What is asked: Select each line where the word "structured" appears.

Data tied to figure images:
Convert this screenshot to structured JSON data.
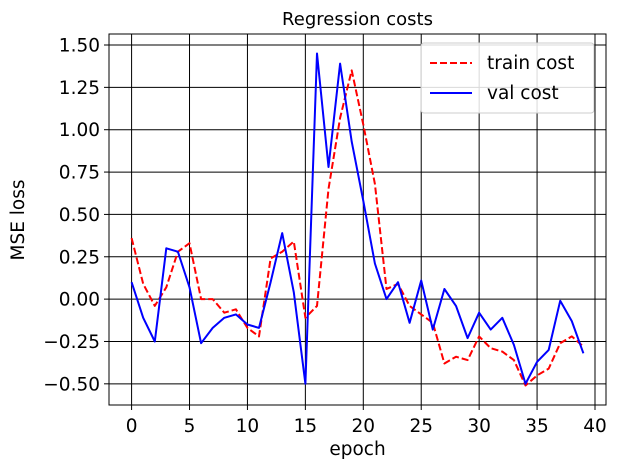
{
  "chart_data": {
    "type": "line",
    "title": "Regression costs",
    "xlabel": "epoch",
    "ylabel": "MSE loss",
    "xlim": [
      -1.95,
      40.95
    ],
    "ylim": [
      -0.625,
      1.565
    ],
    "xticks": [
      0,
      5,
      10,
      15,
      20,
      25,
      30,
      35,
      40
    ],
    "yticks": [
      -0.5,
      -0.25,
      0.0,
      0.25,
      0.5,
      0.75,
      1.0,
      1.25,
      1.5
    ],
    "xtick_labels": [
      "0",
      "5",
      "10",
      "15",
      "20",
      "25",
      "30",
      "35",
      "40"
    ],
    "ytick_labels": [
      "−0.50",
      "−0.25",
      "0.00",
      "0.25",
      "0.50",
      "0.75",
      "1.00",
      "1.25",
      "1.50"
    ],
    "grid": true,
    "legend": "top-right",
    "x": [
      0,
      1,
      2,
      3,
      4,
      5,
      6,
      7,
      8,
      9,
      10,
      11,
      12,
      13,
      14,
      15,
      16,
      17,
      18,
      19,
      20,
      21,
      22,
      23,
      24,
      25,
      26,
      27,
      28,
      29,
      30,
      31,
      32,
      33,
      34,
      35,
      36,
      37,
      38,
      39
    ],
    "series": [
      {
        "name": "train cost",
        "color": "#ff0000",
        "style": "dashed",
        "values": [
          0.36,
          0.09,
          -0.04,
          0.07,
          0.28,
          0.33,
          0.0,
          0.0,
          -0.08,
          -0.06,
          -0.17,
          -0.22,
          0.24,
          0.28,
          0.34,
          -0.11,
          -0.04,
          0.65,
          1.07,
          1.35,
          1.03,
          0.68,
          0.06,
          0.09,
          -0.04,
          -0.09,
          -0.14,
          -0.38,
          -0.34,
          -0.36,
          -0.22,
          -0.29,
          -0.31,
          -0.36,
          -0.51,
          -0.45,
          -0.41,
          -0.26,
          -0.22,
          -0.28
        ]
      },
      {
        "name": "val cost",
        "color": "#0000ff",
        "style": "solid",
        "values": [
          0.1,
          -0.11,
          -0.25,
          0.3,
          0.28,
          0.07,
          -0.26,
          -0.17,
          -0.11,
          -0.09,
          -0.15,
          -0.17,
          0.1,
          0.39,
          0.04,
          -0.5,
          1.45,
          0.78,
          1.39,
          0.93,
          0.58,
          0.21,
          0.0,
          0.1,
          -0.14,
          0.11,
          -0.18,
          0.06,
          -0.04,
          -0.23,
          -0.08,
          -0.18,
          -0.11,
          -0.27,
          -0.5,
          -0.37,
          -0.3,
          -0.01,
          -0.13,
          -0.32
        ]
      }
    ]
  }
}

---

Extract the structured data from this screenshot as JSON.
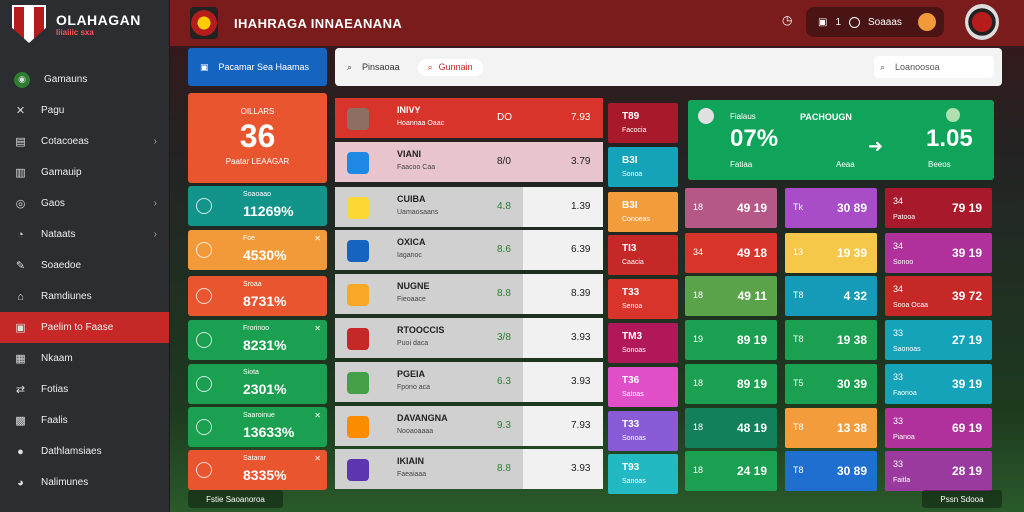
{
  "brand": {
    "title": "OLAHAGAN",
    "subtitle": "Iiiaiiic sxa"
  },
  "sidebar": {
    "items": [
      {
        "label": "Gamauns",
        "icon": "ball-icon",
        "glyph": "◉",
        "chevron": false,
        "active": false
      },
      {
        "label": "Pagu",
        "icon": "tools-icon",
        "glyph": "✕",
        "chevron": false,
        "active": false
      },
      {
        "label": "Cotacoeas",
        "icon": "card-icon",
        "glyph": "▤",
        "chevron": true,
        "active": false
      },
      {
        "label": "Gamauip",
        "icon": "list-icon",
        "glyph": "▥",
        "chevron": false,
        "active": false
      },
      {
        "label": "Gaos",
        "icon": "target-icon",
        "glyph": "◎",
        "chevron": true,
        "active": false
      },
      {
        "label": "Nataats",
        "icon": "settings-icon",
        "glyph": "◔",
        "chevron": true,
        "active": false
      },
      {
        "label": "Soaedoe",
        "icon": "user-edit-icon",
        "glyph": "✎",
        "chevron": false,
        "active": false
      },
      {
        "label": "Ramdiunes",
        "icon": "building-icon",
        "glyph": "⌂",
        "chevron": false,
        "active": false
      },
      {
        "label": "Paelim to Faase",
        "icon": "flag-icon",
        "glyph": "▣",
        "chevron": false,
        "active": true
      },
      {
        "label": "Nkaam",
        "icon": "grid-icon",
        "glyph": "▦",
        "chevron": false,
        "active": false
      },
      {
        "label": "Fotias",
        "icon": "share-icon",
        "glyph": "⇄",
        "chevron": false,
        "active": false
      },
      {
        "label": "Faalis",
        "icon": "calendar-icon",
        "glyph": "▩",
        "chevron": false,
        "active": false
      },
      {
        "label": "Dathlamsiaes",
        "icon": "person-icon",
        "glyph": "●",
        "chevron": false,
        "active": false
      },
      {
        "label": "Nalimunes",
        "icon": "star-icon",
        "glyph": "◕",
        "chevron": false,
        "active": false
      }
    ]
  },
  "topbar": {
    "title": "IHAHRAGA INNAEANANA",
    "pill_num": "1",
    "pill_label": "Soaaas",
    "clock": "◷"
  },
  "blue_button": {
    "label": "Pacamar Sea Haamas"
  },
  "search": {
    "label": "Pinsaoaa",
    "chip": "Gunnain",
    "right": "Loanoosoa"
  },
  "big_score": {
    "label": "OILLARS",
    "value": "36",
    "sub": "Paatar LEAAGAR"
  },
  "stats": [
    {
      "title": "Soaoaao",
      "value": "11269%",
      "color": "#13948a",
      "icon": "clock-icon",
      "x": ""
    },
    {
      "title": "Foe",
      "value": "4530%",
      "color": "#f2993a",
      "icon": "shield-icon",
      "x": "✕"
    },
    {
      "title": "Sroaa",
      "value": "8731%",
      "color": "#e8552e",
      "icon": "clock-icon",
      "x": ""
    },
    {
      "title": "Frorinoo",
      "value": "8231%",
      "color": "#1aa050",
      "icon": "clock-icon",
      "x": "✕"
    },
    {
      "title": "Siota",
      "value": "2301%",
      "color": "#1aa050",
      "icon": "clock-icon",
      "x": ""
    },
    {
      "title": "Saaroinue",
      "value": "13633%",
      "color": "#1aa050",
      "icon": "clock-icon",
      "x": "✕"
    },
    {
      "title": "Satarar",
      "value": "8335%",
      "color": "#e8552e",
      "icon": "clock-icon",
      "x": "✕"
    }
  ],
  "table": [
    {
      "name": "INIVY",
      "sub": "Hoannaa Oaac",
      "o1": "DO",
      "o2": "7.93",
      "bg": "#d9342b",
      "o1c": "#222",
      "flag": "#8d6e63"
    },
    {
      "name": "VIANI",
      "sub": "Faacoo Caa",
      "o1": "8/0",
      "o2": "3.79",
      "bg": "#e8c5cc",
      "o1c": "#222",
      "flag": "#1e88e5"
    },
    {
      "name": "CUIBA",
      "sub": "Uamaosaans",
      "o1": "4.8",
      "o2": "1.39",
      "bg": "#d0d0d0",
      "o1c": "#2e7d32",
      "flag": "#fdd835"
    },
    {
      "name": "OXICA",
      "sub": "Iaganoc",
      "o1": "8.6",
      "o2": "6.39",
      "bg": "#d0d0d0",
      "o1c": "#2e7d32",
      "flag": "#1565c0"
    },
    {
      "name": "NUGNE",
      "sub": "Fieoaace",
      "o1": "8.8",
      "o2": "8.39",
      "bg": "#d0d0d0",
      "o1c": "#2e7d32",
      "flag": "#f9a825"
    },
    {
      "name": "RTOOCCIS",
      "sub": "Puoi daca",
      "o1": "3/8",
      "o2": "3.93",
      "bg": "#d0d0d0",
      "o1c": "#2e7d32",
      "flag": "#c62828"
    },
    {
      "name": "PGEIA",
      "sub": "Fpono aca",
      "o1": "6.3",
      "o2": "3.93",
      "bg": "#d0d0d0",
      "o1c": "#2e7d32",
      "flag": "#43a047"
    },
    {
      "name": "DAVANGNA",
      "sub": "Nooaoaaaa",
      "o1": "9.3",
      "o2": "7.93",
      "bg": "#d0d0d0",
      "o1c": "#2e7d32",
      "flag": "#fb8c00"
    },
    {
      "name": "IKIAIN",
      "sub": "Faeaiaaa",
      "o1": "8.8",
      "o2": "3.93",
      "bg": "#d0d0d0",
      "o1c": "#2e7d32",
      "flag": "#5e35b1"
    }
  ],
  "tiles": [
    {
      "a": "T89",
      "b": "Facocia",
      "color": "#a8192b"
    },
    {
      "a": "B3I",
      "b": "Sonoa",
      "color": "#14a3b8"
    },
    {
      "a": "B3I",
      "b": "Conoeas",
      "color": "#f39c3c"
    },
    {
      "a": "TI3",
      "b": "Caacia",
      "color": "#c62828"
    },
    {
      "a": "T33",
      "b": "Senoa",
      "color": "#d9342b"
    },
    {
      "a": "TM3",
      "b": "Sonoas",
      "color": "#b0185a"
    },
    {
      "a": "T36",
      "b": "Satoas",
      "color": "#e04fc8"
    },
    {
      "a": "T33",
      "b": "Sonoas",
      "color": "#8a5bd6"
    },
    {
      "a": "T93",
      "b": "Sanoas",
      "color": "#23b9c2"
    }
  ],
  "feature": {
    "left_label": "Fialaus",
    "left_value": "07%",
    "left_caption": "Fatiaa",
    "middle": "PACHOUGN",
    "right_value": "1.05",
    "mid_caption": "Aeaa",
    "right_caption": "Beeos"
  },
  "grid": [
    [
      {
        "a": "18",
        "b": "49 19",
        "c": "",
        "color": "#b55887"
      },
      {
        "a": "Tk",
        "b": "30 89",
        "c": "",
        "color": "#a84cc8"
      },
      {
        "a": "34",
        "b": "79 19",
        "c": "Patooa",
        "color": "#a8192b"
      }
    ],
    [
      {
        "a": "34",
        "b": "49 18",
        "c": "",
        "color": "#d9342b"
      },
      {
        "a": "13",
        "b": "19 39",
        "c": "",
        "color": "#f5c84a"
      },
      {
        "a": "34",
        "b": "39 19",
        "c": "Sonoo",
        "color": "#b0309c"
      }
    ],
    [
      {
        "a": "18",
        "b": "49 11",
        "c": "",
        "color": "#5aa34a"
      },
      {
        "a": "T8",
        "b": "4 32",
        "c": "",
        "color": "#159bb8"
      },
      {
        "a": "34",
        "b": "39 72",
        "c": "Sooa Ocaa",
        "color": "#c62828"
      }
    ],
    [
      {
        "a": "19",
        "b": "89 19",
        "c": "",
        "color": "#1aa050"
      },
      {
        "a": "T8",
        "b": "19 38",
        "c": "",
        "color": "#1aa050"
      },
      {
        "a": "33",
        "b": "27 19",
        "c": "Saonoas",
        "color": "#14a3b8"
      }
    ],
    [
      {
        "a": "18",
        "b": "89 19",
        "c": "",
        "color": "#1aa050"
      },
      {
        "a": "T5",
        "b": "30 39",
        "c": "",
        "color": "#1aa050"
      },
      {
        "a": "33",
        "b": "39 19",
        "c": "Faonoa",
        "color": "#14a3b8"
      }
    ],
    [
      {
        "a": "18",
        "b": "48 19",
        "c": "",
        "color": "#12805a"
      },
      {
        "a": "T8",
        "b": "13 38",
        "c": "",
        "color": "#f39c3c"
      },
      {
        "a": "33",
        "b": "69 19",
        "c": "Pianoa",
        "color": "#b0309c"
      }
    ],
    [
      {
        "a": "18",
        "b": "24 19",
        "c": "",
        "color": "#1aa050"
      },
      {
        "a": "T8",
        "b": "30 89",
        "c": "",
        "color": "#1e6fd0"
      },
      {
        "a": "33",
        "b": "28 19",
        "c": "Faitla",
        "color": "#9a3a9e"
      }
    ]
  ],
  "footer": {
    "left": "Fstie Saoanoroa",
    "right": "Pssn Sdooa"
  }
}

Solution:
Convert this screenshot to structured JSON data.
Extract the structured data from this screenshot as JSON.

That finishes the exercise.